═════ PROVIDED ENTRIES ═════
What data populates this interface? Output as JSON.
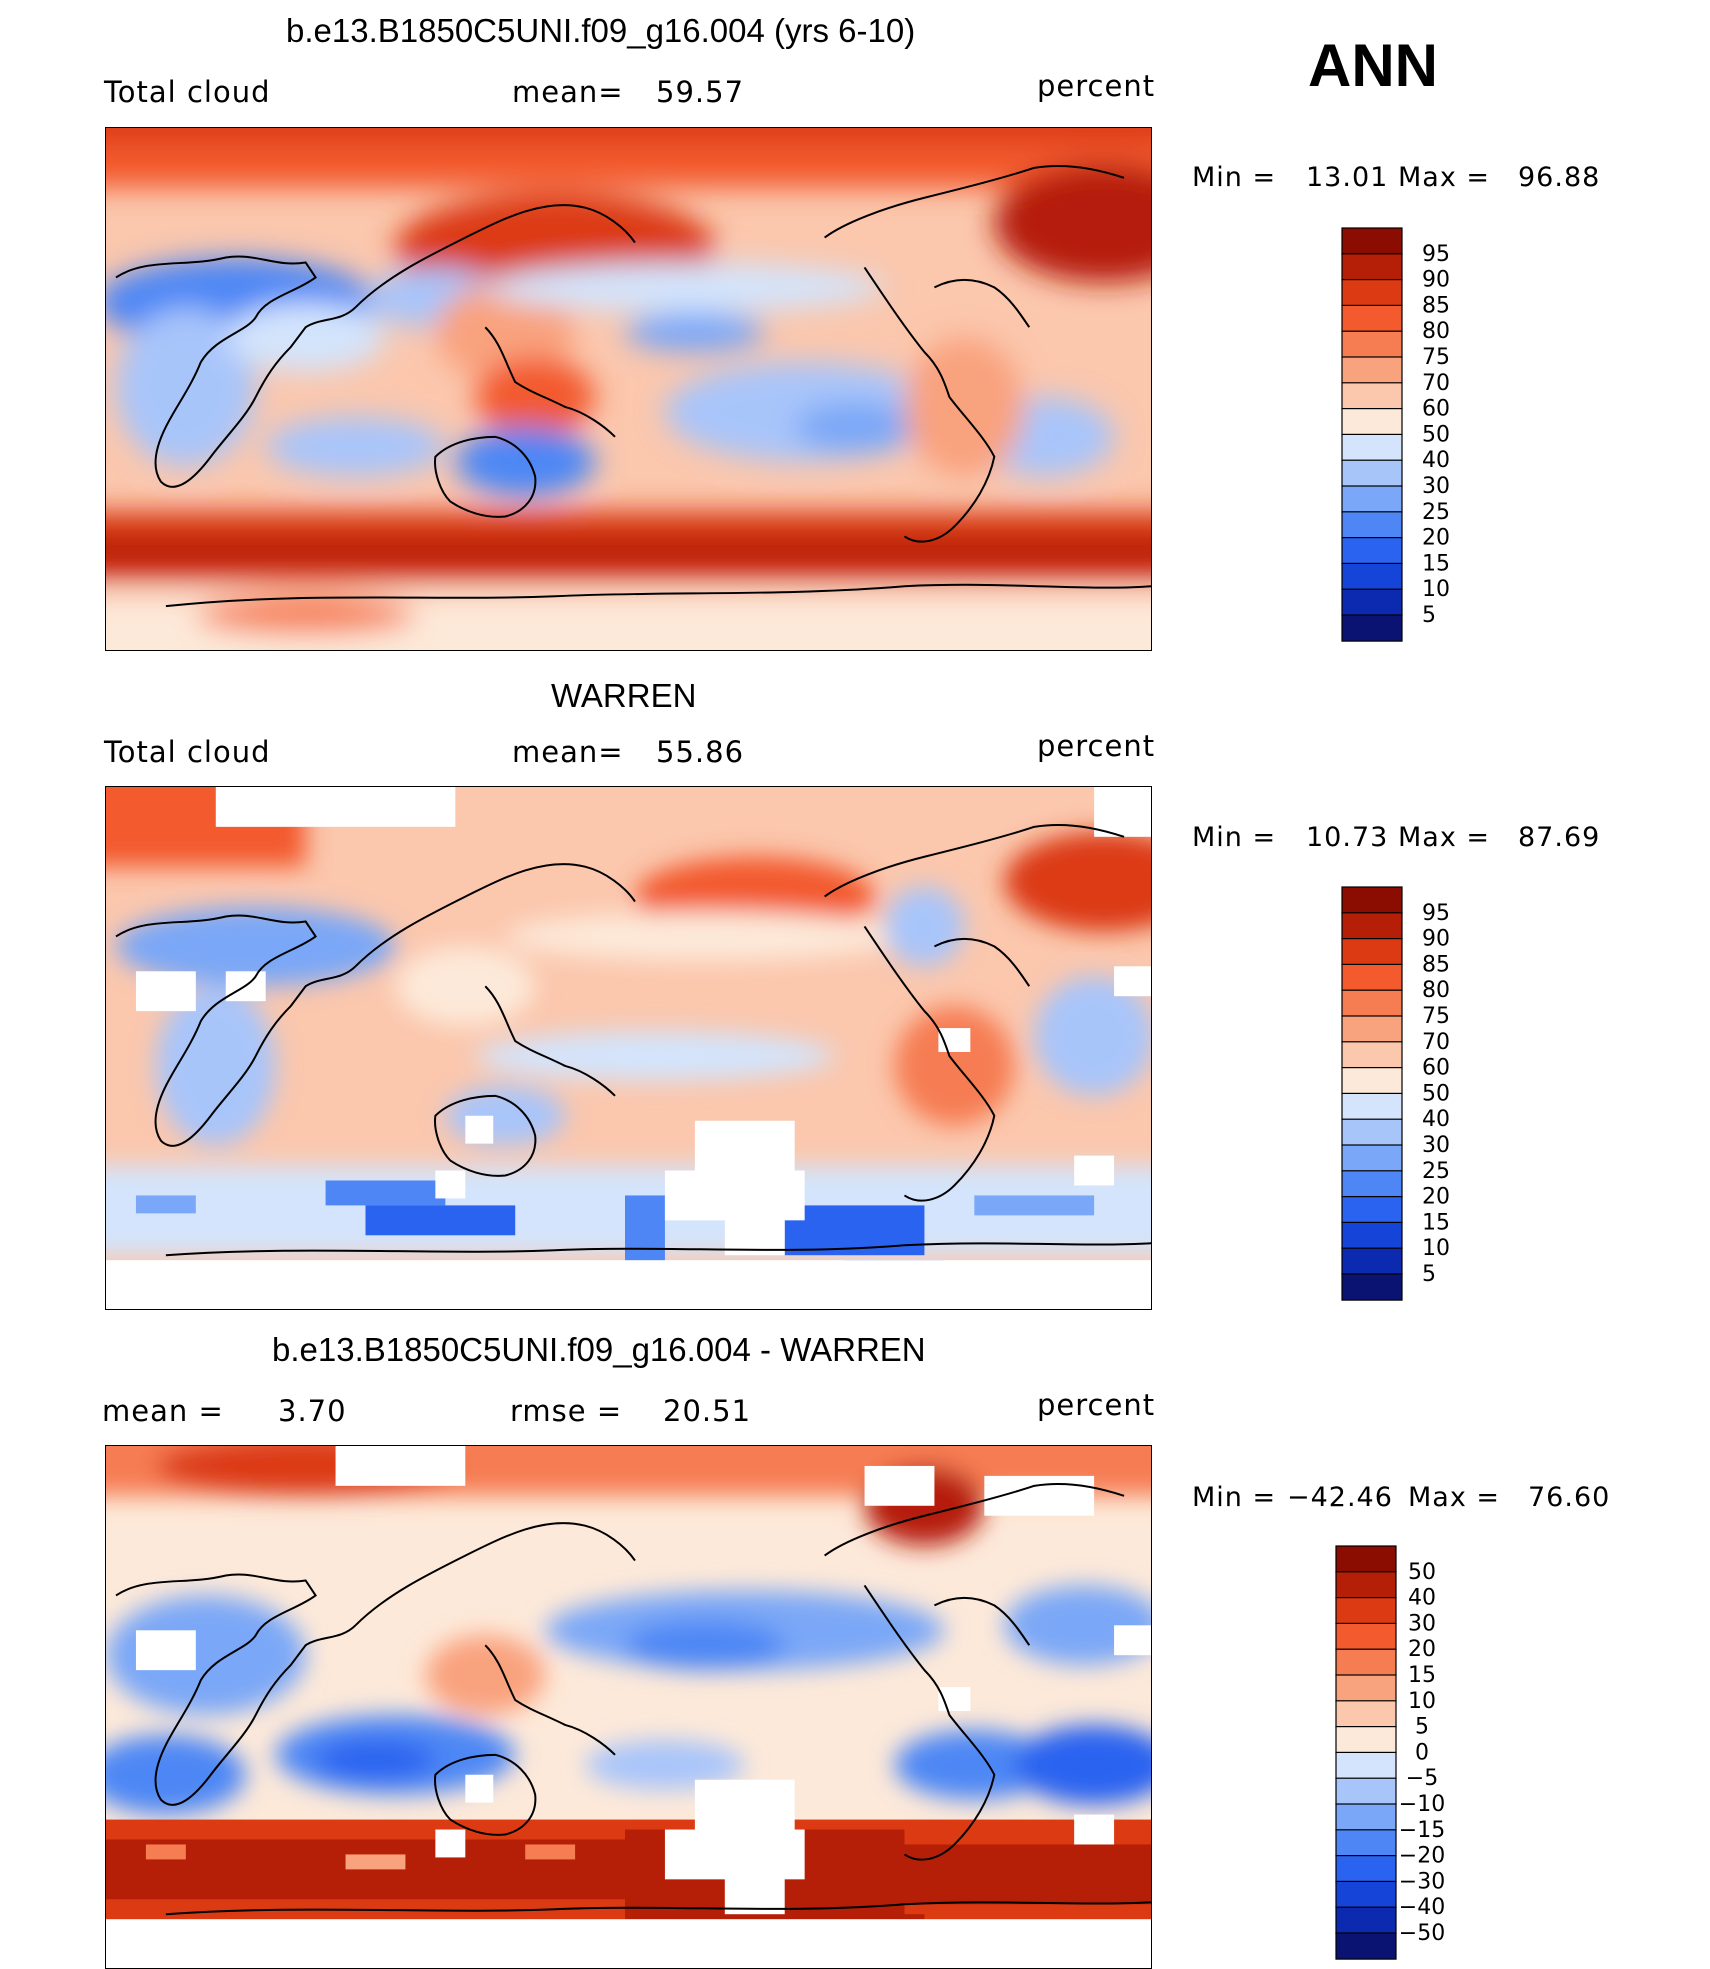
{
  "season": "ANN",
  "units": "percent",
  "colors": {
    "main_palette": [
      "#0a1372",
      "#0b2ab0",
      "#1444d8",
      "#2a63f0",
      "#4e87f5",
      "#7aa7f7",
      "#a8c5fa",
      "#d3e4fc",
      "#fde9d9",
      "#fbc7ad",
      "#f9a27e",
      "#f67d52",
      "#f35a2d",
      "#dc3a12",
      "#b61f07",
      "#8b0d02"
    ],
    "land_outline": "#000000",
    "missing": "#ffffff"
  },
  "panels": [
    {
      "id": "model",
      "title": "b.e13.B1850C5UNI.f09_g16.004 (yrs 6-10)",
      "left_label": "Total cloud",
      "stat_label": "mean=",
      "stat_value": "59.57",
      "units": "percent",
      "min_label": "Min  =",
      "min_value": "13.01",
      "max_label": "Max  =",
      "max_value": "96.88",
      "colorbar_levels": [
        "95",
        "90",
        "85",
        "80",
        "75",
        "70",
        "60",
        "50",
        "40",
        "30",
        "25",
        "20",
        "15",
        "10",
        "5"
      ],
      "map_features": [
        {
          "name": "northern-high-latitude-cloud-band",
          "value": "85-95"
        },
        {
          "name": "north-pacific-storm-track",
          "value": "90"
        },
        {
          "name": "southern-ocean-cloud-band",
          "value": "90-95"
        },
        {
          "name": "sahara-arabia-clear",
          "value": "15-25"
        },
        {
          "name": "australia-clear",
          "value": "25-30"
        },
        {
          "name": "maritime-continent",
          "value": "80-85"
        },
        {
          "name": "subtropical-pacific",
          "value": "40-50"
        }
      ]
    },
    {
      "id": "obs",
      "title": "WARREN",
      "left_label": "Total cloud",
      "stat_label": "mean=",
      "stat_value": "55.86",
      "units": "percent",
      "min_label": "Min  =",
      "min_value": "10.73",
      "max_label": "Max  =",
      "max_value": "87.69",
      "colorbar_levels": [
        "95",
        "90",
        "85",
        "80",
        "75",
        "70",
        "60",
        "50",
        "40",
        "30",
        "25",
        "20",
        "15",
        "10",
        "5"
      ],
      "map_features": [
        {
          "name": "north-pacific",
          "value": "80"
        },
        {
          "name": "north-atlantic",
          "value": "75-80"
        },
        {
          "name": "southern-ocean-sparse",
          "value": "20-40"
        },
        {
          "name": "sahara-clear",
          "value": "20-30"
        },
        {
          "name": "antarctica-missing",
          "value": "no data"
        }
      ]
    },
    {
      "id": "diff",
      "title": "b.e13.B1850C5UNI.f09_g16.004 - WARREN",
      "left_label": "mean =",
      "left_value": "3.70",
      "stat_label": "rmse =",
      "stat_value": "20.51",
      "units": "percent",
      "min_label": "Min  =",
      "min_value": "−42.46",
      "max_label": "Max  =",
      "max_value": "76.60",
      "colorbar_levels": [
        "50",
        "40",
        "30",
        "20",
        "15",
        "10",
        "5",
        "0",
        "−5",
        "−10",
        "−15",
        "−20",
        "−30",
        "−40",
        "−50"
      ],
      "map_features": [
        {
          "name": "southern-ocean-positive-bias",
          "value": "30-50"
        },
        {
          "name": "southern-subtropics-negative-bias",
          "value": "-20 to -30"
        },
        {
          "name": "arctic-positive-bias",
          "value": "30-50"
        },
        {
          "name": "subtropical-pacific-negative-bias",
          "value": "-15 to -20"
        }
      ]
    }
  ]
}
═════
● EXERCISE OBJECTIVE
Reproduce all the entries that precede this task, word for word, minus any pictures.

● COMPLETED TASK
What data populates this interface? Output as JSON.
{
  "season": "ANN",
  "units": "percent",
  "colors": {
    "main_palette": [
      "#0a1372",
      "#0b2ab0",
      "#1444d8",
      "#2a63f0",
      "#4e87f5",
      "#7aa7f7",
      "#a8c5fa",
      "#d3e4fc",
      "#fde9d9",
      "#fbc7ad",
      "#f9a27e",
      "#f67d52",
      "#f35a2d",
      "#dc3a12",
      "#b61f07",
      "#8b0d02"
    ],
    "land_outline": "#000000",
    "missing": "#ffffff"
  },
  "panels": [
    {
      "id": "model",
      "title": "b.e13.B1850C5UNI.f09_g16.004 (yrs 6-10)",
      "left_label": "Total cloud",
      "stat_label": "mean=",
      "stat_value": "59.57",
      "units": "percent",
      "min_label": "Min  =",
      "min_value": "13.01",
      "max_label": "Max  =",
      "max_value": "96.88",
      "colorbar_levels": [
        "95",
        "90",
        "85",
        "80",
        "75",
        "70",
        "60",
        "50",
        "40",
        "30",
        "25",
        "20",
        "15",
        "10",
        "5"
      ],
      "map_features": [
        {
          "name": "northern-high-latitude-cloud-band",
          "value": "85-95"
        },
        {
          "name": "north-pacific-storm-track",
          "value": "90"
        },
        {
          "name": "southern-ocean-cloud-band",
          "value": "90-95"
        },
        {
          "name": "sahara-arabia-clear",
          "value": "15-25"
        },
        {
          "name": "australia-clear",
          "value": "25-30"
        },
        {
          "name": "maritime-continent",
          "value": "80-85"
        },
        {
          "name": "subtropical-pacific",
          "value": "40-50"
        }
      ]
    },
    {
      "id": "obs",
      "title": "WARREN",
      "left_label": "Total cloud",
      "stat_label": "mean=",
      "stat_value": "55.86",
      "units": "percent",
      "min_label": "Min  =",
      "min_value": "10.73",
      "max_label": "Max  =",
      "max_value": "87.69",
      "colorbar_levels": [
        "95",
        "90",
        "85",
        "80",
        "75",
        "70",
        "60",
        "50",
        "40",
        "30",
        "25",
        "20",
        "15",
        "10",
        "5"
      ],
      "map_features": [
        {
          "name": "north-pacific",
          "value": "80"
        },
        {
          "name": "north-atlantic",
          "value": "75-80"
        },
        {
          "name": "southern-ocean-sparse",
          "value": "20-40"
        },
        {
          "name": "sahara-clear",
          "value": "20-30"
        },
        {
          "name": "antarctica-missing",
          "value": "no data"
        }
      ]
    },
    {
      "id": "diff",
      "title": "b.e13.B1850C5UNI.f09_g16.004 - WARREN",
      "left_label": "mean =",
      "left_value": "3.70",
      "stat_label": "rmse =",
      "stat_value": "20.51",
      "units": "percent",
      "min_label": "Min  =",
      "min_value": "−42.46",
      "max_label": "Max  =",
      "max_value": "76.60",
      "colorbar_levels": [
        "50",
        "40",
        "30",
        "20",
        "15",
        "10",
        "5",
        "0",
        "−5",
        "−10",
        "−15",
        "−20",
        "−30",
        "−40",
        "−50"
      ],
      "map_features": [
        {
          "name": "southern-ocean-positive-bias",
          "value": "30-50"
        },
        {
          "name": "southern-subtropics-negative-bias",
          "value": "-20 to -30"
        },
        {
          "name": "arctic-positive-bias",
          "value": "30-50"
        },
        {
          "name": "subtropical-pacific-negative-bias",
          "value": "-15 to -20"
        }
      ]
    }
  ]
}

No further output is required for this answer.